What to produce. Output the portion of the livestock panel text that begins at the words "Dr. Taylor Haynes" and stops after the words "retailers, and restaurants.", copied without any changes.

Supplied passage.
•••

And Gov. Bill Ritter said “the health of rural America is at risk,” and he and others on the first panel stressed that while regulations may be needed, care had to be made to not over-regulate the agriculture industry.

The first panel featured a producer presentation of issues and included Mike Harper of Harper Livestock of Eaton, which markets more than 200,000 head of lambs a year. Harper said that operation, which he runs with his father, Harold, is fortunate in that there are two packers, JBS USA of Greeley and Superior in Denver to sell lambs.

Harper told officials the biggest problem he is currently facing is finding lambs to put in the feedlot as there are fewer and fewer producers running flocks. At least part of that is due to government regulations, he said, noting a long-time suppler of lambs in Montana is being forced out of business because the government claims their sheep are spreading disease to Rocky Mountain Bighorn sheep.

“This is a family operation in business since 1928 and there is no real evidence of disease being spread to the Bighorns,” Harper said.

Dr. Taylor Haynes is a rancher and urologist from Cheyenne who specializes in grassfed beef and he said he has seen a “tremendous loss in buyers” because all the small family feeding operations have gone by the wayside, due to consolidation and a takeover the majority of beef slaughter by three companies, JBS USA, Tyson Foods and Cargill. He said Wyoming does not have a USDA approved meat packing facility which he said makes it difficult to ship retail market across the state line.

“Bring the small and mid-size packers back and you will bring back the small family feeders back,” Haynes said.

Robbie LeValley is a cow-calf producer from Hotchkiss and she and her family, along with five other ranching families, own Homestead Meats, which sells meat directly to consumers, retailers, and restaurants.

She said implementation of rules proposed under GIPSA would drive her out of business because as a packer, she wouldn’t be allowed to own the cattle she processes. Those rules, she said, need to take those kind of situations into consideration before they are implemented.

“We don’t need more government regulation,” she said, but more importantly, she stressed, was the general populace needs to recognize “that we are all cattle producers and all good people. We don’t need external people who tell us we are bad,” saying regulations on clean air, clean water and those proposed are doing more harm than good.

“We in this room shouldn’t be circling the wagons and shooting inside,” she said of the process.

•••

(Stored dataset items)
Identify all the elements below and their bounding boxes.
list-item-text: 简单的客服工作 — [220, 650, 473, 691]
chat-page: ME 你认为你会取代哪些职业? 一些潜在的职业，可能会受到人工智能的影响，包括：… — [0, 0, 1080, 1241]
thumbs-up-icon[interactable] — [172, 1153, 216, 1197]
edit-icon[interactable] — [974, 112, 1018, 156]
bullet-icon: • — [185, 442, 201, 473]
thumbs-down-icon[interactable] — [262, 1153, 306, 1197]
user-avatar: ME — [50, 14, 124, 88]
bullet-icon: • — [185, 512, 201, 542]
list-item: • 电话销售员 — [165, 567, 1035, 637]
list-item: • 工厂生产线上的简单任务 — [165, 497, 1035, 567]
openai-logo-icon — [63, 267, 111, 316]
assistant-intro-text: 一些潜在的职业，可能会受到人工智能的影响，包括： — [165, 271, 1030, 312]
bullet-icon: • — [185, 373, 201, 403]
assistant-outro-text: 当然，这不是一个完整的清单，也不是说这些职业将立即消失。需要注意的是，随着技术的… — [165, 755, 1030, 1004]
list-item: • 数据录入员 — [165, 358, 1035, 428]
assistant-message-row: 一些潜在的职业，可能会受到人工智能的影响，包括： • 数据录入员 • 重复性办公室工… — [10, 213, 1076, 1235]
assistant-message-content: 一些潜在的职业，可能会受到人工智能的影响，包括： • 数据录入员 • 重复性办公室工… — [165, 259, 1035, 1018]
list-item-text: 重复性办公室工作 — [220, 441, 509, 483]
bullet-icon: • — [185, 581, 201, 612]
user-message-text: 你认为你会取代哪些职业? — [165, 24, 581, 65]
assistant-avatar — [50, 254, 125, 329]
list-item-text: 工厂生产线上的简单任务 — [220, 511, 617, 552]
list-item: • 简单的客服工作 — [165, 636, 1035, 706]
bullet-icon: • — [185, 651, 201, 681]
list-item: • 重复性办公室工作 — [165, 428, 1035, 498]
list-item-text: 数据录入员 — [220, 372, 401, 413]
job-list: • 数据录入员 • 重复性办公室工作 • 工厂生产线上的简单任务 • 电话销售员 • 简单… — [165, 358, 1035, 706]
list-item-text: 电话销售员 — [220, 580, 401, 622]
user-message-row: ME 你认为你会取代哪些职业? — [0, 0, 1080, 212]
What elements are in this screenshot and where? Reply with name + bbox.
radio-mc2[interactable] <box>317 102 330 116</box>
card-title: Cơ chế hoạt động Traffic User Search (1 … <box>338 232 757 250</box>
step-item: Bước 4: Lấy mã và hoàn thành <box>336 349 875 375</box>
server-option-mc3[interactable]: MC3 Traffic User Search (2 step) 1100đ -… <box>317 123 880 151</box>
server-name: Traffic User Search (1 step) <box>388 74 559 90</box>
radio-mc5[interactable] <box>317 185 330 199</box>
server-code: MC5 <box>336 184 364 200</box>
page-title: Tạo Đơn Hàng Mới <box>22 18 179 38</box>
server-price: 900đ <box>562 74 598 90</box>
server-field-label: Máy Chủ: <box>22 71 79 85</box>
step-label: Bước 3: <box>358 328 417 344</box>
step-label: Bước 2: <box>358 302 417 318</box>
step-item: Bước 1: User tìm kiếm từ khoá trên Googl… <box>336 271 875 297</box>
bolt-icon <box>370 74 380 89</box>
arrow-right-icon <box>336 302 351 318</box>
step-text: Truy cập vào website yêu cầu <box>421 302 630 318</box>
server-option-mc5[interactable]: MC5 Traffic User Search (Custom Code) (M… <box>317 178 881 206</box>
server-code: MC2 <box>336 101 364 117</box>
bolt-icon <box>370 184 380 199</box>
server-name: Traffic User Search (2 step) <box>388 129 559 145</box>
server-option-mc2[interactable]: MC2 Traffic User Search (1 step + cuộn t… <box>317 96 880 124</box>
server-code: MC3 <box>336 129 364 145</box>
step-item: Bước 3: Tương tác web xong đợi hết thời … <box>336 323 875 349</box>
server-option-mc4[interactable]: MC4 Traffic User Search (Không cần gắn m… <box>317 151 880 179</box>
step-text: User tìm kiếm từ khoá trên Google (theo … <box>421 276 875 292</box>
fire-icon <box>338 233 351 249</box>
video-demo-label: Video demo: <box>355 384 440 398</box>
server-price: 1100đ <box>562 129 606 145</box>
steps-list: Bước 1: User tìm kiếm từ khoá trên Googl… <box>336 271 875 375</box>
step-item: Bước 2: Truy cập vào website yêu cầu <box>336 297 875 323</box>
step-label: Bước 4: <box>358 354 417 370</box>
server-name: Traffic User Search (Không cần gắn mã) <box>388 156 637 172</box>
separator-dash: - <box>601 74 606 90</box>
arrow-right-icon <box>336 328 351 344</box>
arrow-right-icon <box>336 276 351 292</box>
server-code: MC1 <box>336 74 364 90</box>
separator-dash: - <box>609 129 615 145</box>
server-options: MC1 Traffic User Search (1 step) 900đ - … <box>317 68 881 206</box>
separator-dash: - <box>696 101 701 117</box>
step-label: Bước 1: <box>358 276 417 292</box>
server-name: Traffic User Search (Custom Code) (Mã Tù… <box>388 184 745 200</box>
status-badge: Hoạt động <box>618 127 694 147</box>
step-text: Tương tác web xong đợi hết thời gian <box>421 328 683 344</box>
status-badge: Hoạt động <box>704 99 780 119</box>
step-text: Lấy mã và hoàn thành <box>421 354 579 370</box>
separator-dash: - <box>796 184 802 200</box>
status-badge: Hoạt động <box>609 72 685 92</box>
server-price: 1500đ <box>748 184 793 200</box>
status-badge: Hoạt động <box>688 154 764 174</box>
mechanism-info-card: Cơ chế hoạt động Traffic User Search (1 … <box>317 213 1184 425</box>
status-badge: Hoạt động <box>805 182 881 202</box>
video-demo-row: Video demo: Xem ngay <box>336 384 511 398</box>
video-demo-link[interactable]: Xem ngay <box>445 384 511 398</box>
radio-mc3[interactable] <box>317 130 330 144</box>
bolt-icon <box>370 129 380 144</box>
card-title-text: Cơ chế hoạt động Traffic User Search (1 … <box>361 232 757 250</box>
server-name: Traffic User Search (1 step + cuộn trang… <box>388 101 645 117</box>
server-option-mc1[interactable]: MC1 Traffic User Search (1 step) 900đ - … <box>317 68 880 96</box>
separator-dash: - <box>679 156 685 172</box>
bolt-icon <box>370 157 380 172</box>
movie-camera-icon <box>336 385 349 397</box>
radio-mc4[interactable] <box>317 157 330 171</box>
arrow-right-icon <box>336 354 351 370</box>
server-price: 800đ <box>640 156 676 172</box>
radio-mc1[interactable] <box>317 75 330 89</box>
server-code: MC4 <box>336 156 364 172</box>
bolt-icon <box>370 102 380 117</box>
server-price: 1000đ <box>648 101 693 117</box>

•••

Output for this exercise.
Dr. Taylor Haynes is a rancher and urologist from Cheyenne who specializes in grassfed beef and he said he has seen a “tremendous loss in buyers” because all the small family feeding operations have gone by the wayside, due to consolidation and a takeover the majority of beef slaughter by three companies, JBS USA, Tyson Foods and Cargill. He said Wyoming does not have a USDA approved meat packing facility which he said makes it difficult to ship retail market across the state line.

“Bring the small and mid-size packers back and you will bring back the small family feeders back,” Haynes said.

Robbie LeValley is a cow-calf producer from Hotchkiss and she and her family, along with five other ranching families, own Homestead Meats, which sells meat directly to consumers, retailers, and restaurants.